- _RECORDS SUPPLIED_
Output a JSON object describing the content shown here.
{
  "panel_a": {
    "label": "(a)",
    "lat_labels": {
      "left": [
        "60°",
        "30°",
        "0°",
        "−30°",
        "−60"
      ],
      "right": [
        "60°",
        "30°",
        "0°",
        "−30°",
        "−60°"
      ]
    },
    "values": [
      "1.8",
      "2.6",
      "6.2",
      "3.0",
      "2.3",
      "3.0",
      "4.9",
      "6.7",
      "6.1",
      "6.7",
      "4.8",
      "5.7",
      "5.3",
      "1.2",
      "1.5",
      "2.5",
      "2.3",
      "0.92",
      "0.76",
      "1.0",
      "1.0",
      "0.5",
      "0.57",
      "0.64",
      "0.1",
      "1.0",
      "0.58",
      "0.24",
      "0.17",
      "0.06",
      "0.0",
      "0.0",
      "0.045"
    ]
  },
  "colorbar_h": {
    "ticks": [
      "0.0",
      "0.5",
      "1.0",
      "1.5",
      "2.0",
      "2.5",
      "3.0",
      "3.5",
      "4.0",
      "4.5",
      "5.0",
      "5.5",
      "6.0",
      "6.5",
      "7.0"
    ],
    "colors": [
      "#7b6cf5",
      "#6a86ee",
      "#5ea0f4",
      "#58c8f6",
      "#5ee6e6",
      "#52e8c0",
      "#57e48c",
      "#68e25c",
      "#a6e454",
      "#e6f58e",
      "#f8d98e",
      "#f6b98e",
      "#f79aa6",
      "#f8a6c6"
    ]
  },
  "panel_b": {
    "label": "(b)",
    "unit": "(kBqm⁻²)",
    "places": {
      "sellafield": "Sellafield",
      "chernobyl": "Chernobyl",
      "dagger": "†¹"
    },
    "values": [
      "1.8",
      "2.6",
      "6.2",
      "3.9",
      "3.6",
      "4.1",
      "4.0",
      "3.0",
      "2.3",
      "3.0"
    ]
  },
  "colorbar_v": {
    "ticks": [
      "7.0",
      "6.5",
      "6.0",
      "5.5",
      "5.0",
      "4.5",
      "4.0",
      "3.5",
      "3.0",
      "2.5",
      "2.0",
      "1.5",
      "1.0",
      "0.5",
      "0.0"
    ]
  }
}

- _EXERCISE INSTRUCTIONS_
Copy out each record from above, exactly.

- _ANSWER TO THE TASK_
Output a JSON object describing the content shown here.
{
  "panel_a": {
    "label": "(a)",
    "lat_labels": {
      "left": [
        "60°",
        "30°",
        "0°",
        "−30°",
        "−60"
      ],
      "right": [
        "60°",
        "30°",
        "0°",
        "−30°",
        "−60°"
      ]
    },
    "values": [
      "1.8",
      "2.6",
      "6.2",
      "3.0",
      "2.3",
      "3.0",
      "4.9",
      "6.7",
      "6.1",
      "6.7",
      "4.8",
      "5.7",
      "5.3",
      "1.2",
      "1.5",
      "2.5",
      "2.3",
      "0.92",
      "0.76",
      "1.0",
      "1.0",
      "0.5",
      "0.57",
      "0.64",
      "0.1",
      "1.0",
      "0.58",
      "0.24",
      "0.17",
      "0.06",
      "0.0",
      "0.0",
      "0.045"
    ]
  },
  "colorbar_h": {
    "ticks": [
      "0.0",
      "0.5",
      "1.0",
      "1.5",
      "2.0",
      "2.5",
      "3.0",
      "3.5",
      "4.0",
      "4.5",
      "5.0",
      "5.5",
      "6.0",
      "6.5",
      "7.0"
    ],
    "colors": [
      "#7b6cf5",
      "#6a86ee",
      "#5ea0f4",
      "#58c8f6",
      "#5ee6e6",
      "#52e8c0",
      "#57e48c",
      "#68e25c",
      "#a6e454",
      "#e6f58e",
      "#f8d98e",
      "#f6b98e",
      "#f79aa6",
      "#f8a6c6"
    ]
  },
  "panel_b": {
    "label": "(b)",
    "unit": "(kBqm⁻²)",
    "places": {
      "sellafield": "Sellafield",
      "chernobyl": "Chernobyl",
      "dagger": "†¹"
    },
    "values": [
      "1.8",
      "2.6",
      "6.2",
      "3.9",
      "3.6",
      "4.1",
      "4.0",
      "3.0",
      "2.3",
      "3.0"
    ]
  },
  "colorbar_v": {
    "ticks": [
      "7.0",
      "6.5",
      "6.0",
      "5.5",
      "5.0",
      "4.5",
      "4.0",
      "3.5",
      "3.0",
      "2.5",
      "2.0",
      "1.5",
      "1.0",
      "0.5",
      "0.0"
    ]
  }
}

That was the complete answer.